● **REQUEST**
Read the listing and extract each line that includes the word "label".

[Start]

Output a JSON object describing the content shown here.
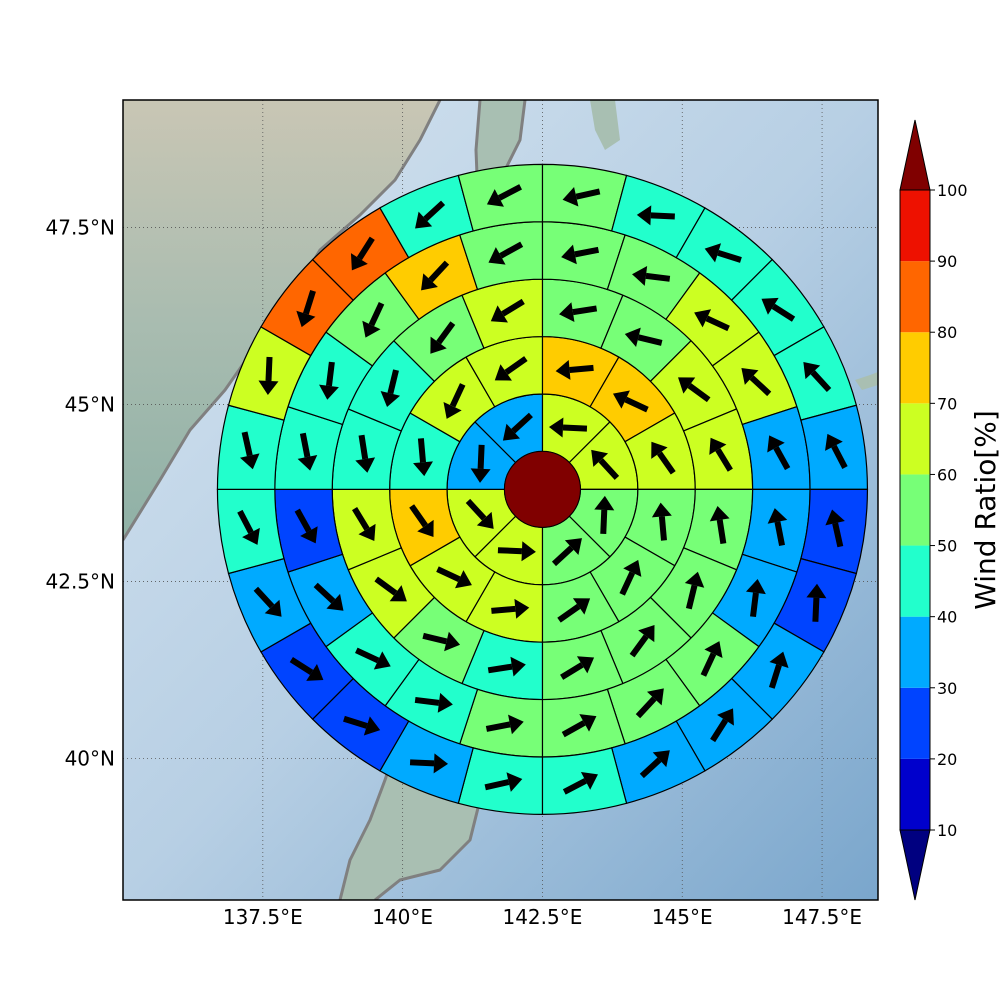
{
  "map": {
    "lon_range": [
      135.0,
      148.5
    ],
    "lat_range": [
      38.0,
      49.3
    ],
    "x_ticks": [
      {
        "value": 137.5,
        "label": "137.5°E"
      },
      {
        "value": 140.0,
        "label": "140°E"
      },
      {
        "value": 142.5,
        "label": "142.5°E"
      },
      {
        "value": 145.0,
        "label": "145°E"
      },
      {
        "value": 147.5,
        "label": "147.5°E"
      }
    ],
    "y_ticks": [
      {
        "value": 47.5,
        "label": "47.5°N"
      },
      {
        "value": 45.0,
        "label": "45°N"
      },
      {
        "value": 42.5,
        "label": "42.5°N"
      },
      {
        "value": 40.0,
        "label": "40°N"
      }
    ],
    "grid": "dotted",
    "background": "shaded-relief",
    "coastline_color": "#808080"
  },
  "colorbar": {
    "title": "Wind Ratio[%]",
    "ticks": [
      "10",
      "20",
      "30",
      "40",
      "50",
      "60",
      "70",
      "80",
      "90",
      "100"
    ],
    "colors": [
      "#0000cc",
      "#0044ff",
      "#00aaff",
      "#22ffcc",
      "#77ff77",
      "#ccff22",
      "#ffcc00",
      "#ff6600",
      "#ee1100"
    ],
    "under_color": "#000080",
    "over_color": "#800000"
  },
  "chart_data": {
    "type": "polar-sector-map",
    "center": {
      "lon": 142.5,
      "lat": 43.8
    },
    "center_color": "#800000",
    "ring_count": 5,
    "ring_sectors": [
      8,
      12,
      16,
      20,
      24
    ],
    "ratio_colors": {
      "10": "#0000cc",
      "20": "#0044ff",
      "30": "#00aaff",
      "40": "#22ffcc",
      "50": "#77ff77",
      "60": "#ccff22",
      "70": "#ffcc00",
      "80": "#ff6600",
      "90": "#ee1100"
    },
    "rings": [
      {
        "ring": 1,
        "values": [
          60,
          60,
          50,
          50,
          60,
          60,
          30,
          30
        ]
      },
      {
        "ring": 2,
        "values": [
          70,
          70,
          60,
          50,
          50,
          50,
          60,
          60,
          70,
          40,
          60,
          60
        ]
      },
      {
        "ring": 3,
        "values": [
          50,
          50,
          60,
          60,
          50,
          50,
          50,
          50,
          40,
          50,
          60,
          60,
          40,
          40,
          50,
          60
        ]
      },
      {
        "ring": 4,
        "values": [
          50,
          50,
          60,
          60,
          30,
          30,
          30,
          50,
          50,
          50,
          50,
          40,
          40,
          30,
          20,
          40,
          40,
          50,
          70,
          50
        ]
      },
      {
        "ring": 5,
        "values": [
          50,
          40,
          40,
          40,
          40,
          30,
          20,
          20,
          30,
          30,
          30,
          40,
          40,
          30,
          20,
          20,
          30,
          40,
          40,
          60,
          80,
          80,
          40,
          50
        ]
      }
    ]
  }
}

[End]

● **RESULT FOR THIS TASK**
        "label": "137.5°E"
        "label": "140°E"
        "label": "142.5°E"
        "label": "145°E"
        "label": "147.5°E"
        "label": "47.5°N"
        "label": "45°N"
        "label": "42.5°N"
        "label": "40°N"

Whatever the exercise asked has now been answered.